■ **What you will do**
State how many lines of the entries hold the string "field", and output nothing but that count.

■ **Data to use**
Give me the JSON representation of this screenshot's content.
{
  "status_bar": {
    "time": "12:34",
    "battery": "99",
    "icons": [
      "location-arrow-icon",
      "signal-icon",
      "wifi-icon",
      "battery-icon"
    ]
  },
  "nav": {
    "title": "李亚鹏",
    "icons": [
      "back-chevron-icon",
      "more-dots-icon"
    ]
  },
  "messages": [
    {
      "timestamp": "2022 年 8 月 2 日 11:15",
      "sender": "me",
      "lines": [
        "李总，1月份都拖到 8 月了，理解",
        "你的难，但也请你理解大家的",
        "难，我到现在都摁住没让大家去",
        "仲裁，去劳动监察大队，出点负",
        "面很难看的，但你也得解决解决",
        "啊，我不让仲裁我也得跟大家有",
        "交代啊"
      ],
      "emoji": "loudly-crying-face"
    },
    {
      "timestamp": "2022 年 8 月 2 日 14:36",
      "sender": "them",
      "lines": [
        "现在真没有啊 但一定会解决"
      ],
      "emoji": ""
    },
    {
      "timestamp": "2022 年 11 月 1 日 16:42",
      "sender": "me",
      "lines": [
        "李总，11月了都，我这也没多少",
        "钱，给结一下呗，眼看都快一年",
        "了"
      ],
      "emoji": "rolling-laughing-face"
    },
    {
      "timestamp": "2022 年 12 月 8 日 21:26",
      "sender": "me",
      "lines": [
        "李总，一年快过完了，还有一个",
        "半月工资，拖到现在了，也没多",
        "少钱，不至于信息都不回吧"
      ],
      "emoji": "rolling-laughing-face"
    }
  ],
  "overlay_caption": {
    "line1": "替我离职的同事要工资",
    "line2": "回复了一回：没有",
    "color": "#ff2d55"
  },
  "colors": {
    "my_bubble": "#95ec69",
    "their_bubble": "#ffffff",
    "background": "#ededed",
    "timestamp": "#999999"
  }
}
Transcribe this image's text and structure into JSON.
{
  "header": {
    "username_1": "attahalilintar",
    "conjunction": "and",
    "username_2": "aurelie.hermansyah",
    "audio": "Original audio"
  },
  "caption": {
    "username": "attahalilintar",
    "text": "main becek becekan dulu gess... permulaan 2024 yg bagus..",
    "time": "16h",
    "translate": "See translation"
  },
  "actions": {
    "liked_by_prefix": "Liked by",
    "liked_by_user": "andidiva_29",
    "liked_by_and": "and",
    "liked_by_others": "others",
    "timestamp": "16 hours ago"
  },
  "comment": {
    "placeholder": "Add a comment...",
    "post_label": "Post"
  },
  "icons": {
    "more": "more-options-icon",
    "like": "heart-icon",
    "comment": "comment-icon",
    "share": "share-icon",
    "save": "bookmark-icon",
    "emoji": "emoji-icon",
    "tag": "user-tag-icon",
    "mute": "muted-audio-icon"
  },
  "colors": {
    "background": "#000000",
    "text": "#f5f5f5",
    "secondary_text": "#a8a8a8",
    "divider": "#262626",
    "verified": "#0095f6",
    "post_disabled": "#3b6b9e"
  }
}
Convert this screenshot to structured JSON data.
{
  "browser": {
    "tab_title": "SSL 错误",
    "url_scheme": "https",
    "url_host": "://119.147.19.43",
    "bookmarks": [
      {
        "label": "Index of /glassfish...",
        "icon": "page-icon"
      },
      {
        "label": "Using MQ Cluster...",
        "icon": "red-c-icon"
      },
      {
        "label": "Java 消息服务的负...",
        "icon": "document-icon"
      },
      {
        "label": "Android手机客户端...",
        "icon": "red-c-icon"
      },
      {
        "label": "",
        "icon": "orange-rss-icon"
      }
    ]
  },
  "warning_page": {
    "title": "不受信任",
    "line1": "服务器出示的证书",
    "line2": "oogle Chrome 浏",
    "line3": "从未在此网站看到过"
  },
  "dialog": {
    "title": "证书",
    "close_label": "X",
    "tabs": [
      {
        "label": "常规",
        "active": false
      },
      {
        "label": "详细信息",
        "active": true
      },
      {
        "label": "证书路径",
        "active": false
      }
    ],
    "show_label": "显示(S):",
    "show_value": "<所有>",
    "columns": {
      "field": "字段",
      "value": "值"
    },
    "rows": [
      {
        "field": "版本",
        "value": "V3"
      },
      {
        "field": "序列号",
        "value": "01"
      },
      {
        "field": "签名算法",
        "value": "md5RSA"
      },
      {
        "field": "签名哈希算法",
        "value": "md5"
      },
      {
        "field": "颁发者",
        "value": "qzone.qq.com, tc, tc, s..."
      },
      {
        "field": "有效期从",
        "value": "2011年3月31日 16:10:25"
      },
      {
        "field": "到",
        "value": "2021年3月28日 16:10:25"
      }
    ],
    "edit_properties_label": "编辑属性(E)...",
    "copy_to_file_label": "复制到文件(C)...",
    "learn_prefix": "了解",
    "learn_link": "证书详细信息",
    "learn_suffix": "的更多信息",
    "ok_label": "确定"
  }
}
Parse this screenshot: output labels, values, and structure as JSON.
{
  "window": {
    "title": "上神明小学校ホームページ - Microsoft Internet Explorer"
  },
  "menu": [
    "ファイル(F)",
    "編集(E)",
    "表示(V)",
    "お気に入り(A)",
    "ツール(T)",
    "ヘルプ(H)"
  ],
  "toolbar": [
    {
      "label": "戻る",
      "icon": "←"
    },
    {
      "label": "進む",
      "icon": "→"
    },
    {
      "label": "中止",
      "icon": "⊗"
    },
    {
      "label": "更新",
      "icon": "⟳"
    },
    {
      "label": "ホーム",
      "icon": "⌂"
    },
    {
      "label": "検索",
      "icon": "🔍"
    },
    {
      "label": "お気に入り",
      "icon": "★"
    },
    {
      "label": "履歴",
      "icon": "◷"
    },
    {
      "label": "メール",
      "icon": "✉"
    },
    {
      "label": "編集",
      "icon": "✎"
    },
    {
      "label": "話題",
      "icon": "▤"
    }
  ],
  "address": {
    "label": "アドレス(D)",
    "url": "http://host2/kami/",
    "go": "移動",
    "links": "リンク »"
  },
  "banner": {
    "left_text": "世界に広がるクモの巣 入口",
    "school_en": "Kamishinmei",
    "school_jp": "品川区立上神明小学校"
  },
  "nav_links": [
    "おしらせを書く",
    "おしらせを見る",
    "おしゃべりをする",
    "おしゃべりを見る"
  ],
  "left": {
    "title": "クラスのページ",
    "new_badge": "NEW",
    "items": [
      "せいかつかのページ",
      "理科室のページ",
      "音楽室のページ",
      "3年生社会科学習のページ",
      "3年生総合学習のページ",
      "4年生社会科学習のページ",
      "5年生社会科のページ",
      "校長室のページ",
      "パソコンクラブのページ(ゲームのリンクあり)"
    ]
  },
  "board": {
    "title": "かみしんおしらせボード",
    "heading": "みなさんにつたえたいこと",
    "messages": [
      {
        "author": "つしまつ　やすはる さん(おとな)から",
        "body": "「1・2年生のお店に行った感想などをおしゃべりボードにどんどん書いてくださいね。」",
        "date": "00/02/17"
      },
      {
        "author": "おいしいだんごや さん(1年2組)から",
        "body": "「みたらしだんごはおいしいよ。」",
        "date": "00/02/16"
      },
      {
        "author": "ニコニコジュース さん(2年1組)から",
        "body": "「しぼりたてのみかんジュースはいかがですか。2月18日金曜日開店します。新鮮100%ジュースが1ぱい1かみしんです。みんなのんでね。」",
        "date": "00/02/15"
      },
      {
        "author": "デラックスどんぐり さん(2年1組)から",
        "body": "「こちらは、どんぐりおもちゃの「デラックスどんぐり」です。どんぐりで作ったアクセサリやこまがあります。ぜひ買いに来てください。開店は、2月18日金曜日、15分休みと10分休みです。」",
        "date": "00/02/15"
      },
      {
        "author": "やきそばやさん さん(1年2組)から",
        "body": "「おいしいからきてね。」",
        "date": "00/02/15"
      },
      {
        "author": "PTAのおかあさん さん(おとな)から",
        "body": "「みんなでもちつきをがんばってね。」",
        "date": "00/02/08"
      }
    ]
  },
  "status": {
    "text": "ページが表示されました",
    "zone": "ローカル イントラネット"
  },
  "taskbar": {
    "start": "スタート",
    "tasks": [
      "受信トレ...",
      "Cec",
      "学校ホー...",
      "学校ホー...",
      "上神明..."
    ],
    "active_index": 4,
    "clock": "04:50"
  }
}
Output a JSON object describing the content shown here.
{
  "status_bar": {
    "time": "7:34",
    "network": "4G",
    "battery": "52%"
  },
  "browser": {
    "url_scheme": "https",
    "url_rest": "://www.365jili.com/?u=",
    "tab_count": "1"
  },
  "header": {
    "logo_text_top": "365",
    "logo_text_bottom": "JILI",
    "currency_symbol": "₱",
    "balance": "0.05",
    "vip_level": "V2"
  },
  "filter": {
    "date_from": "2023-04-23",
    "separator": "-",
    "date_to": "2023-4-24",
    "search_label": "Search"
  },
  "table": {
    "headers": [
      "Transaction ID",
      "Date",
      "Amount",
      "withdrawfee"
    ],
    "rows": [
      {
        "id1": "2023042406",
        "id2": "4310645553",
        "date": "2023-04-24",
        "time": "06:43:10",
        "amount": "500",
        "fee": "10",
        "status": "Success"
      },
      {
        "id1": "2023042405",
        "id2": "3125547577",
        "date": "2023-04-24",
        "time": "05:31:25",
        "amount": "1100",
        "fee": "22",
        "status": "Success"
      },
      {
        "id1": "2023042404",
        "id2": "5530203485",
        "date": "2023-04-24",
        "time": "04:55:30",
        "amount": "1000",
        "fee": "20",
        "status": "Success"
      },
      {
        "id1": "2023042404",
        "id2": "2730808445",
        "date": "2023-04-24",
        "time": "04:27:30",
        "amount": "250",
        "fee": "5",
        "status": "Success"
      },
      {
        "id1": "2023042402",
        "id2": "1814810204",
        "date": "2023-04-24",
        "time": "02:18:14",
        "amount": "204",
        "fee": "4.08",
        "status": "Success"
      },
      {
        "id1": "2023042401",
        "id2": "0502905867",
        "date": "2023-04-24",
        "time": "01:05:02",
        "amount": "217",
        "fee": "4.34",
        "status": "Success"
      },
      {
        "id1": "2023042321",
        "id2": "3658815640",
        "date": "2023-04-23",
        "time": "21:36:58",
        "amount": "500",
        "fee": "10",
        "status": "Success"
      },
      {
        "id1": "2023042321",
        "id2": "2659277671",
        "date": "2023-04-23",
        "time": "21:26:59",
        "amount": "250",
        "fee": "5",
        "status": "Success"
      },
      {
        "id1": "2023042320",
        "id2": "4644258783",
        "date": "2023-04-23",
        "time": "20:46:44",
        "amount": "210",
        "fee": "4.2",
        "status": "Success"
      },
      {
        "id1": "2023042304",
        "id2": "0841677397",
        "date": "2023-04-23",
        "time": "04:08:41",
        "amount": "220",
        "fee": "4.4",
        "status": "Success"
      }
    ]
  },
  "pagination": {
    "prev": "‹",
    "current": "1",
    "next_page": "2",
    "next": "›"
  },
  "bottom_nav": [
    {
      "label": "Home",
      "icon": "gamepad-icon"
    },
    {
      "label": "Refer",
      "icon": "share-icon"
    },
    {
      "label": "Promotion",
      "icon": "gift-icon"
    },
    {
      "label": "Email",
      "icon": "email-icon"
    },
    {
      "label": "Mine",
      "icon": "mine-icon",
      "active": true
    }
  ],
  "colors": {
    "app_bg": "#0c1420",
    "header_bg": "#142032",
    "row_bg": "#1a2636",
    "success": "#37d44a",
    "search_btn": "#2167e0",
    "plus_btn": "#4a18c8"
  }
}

■ **Correct answer**
8